- PROMPT: Every record below should be written out exactly; pictures stay out.
-------- DATA EXTRACT
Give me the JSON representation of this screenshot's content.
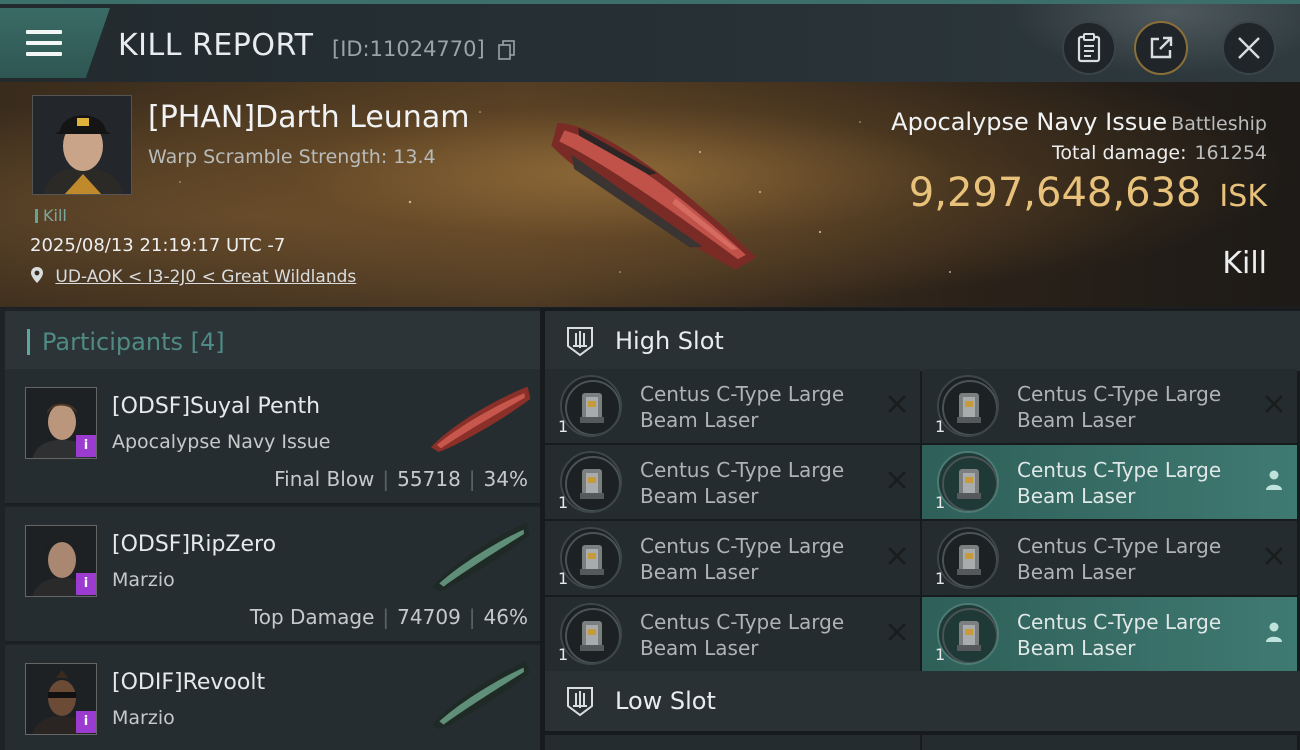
{
  "topbar": {
    "title": "KILL REPORT",
    "id_label": "[ID:11024770]"
  },
  "victim": {
    "name": "[PHAN]Darth Leunam",
    "warp_scramble": "Warp Scramble Strength: 13.4",
    "tag": "Kill",
    "timestamp": "2025/08/13 21:19:17 UTC -7",
    "location": "UD-AOK < I3-2J0 < Great Wildlands",
    "ship_name": "Apocalypse Navy Issue",
    "ship_class": "Battleship",
    "total_damage_label": "Total damage:",
    "total_damage": "161254",
    "isk_value": "9,297,648,638",
    "isk_unit": "ISK",
    "result": "Kill"
  },
  "participants": {
    "header": "Participants [4]",
    "rows": [
      {
        "name": "[ODSF]Suyal Penth",
        "ship": "Apocalypse Navy Issue",
        "role": "Final Blow",
        "damage": "55718",
        "percent": "34%",
        "badge": "i"
      },
      {
        "name": "[ODSF]RipZero",
        "ship": "Marzio",
        "role": "Top Damage",
        "damage": "74709",
        "percent": "46%",
        "badge": "i"
      },
      {
        "name": "[ODIF]Revoolt",
        "ship": "Marzio",
        "role": "",
        "damage": "",
        "percent": "",
        "badge": "i"
      }
    ]
  },
  "fitting": {
    "high_slot_title": "High Slot",
    "low_slot_title": "Low Slot",
    "high_modules": [
      {
        "name": "Centus C-Type Large Beam Laser",
        "qty": "1",
        "status": "destroyed"
      },
      {
        "name": "Centus C-Type Large Beam Laser",
        "qty": "1",
        "status": "destroyed"
      },
      {
        "name": "Centus C-Type Large Beam Laser",
        "qty": "1",
        "status": "destroyed"
      },
      {
        "name": "Centus C-Type Large Beam Laser",
        "qty": "1",
        "status": "dropped"
      },
      {
        "name": "Centus C-Type Large Beam Laser",
        "qty": "1",
        "status": "destroyed"
      },
      {
        "name": "Centus C-Type Large Beam Laser",
        "qty": "1",
        "status": "destroyed"
      },
      {
        "name": "Centus C-Type Large Beam Laser",
        "qty": "1",
        "status": "destroyed"
      },
      {
        "name": "Centus C-Type Large Beam Laser",
        "qty": "1",
        "status": "dropped"
      }
    ]
  },
  "colors": {
    "accent_teal": "#3f7a72",
    "isk_gold": "#e8c27a",
    "badge_purple": "#9b3bd0"
  }
}
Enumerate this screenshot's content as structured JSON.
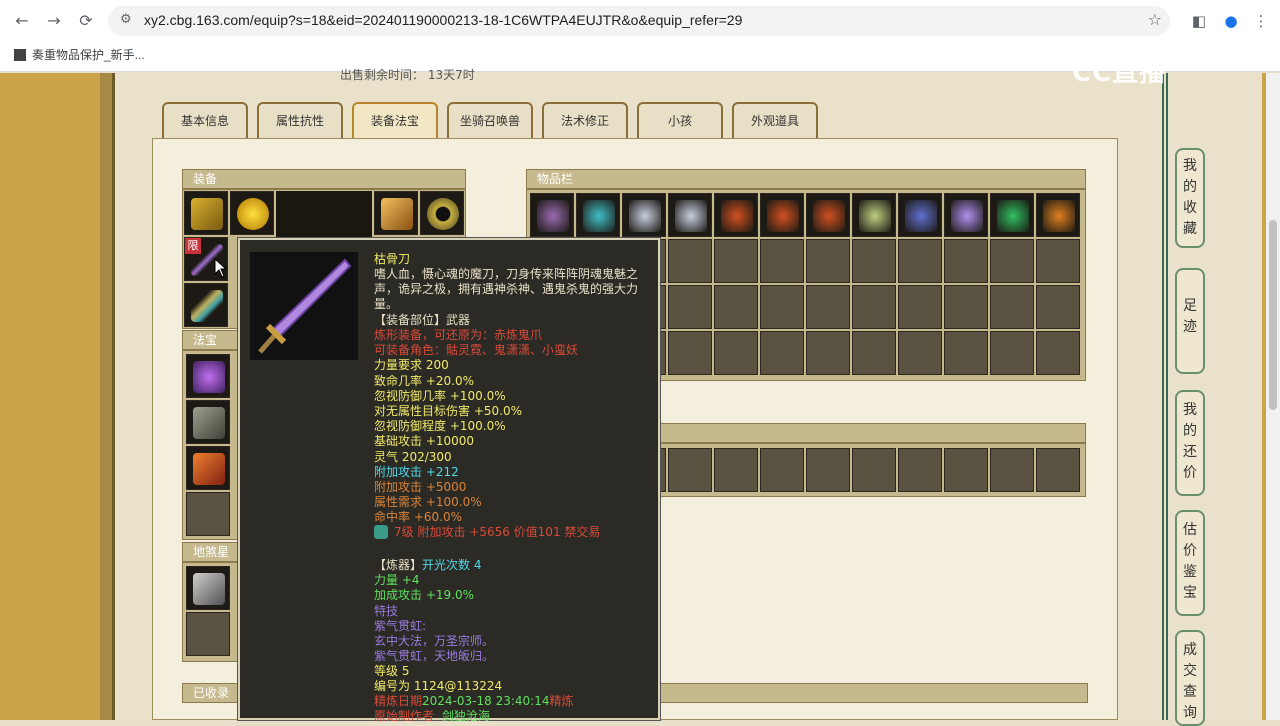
----------------
- ANSWER TO THE EXERCISE:
Give me the JSON representation of this screenshot's content.
{
  "topbar": {
    "title": "KILL REPORT",
    "id_label": "[ID:11024770]"
  },
  "victim": {
    "name": "[PHAN]Darth Leunam",
    "warp_scramble": "Warp Scramble Strength: 13.4",
    "tag": "Kill",
    "timestamp": "2025/08/13 21:19:17 UTC -7",
    "location": "UD-AOK < I3-2J0 < Great Wildlands",
    "ship_name": "Apocalypse Navy Issue",
    "ship_class": "Battleship",
    "total_damage_label": "Total damage:",
    "total_damage": "161254",
    "isk_value": "9,297,648,638",
    "isk_unit": "ISK",
    "result": "Kill"
  },
  "participants": {
    "header": "Participants [4]",
    "rows": [
      {
        "name": "[ODSF]Suyal Penth",
        "ship": "Apocalypse Navy Issue",
        "role": "Final Blow",
        "damage": "55718",
        "percent": "34%",
        "badge": "i"
      },
      {
        "name": "[ODSF]RipZero",
        "ship": "Marzio",
        "role": "Top Damage",
        "damage": "74709",
        "percent": "46%",
        "badge": "i"
      },
      {
        "name": "[ODIF]Revoolt",
        "ship": "Marzio",
        "role": "",
        "damage": "",
        "percent": "",
        "badge": "i"
      }
    ]
  },
  "fitting": {
    "high_slot_title": "High Slot",
    "low_slot_title": "Low Slot",
    "high_modules": [
      {
        "name": "Centus C-Type Large Beam Laser",
        "qty": "1",
        "status": "destroyed"
      },
      {
        "name": "Centus C-Type Large Beam Laser",
        "qty": "1",
        "status": "destroyed"
      },
      {
        "name": "Centus C-Type Large Beam Laser",
        "qty": "1",
        "status": "destroyed"
      },
      {
        "name": "Centus C-Type Large Beam Laser",
        "qty": "1",
        "status": "dropped"
      },
      {
        "name": "Centus C-Type Large Beam Laser",
        "qty": "1",
        "status": "destroyed"
      },
      {
        "name": "Centus C-Type Large Beam Laser",
        "qty": "1",
        "status": "destroyed"
      },
      {
        "name": "Centus C-Type Large Beam Laser",
        "qty": "1",
        "status": "destroyed"
      },
      {
        "name": "Centus C-Type Large Beam Laser",
        "qty": "1",
        "status": "dropped"
      }
    ]
  },
  "colors": {
    "accent_teal": "#3f7a72",
    "isk_gold": "#e8c27a",
    "badge_purple": "#9b3bd0"
  }
}
Enumerate this screenshot's content as structured JSON.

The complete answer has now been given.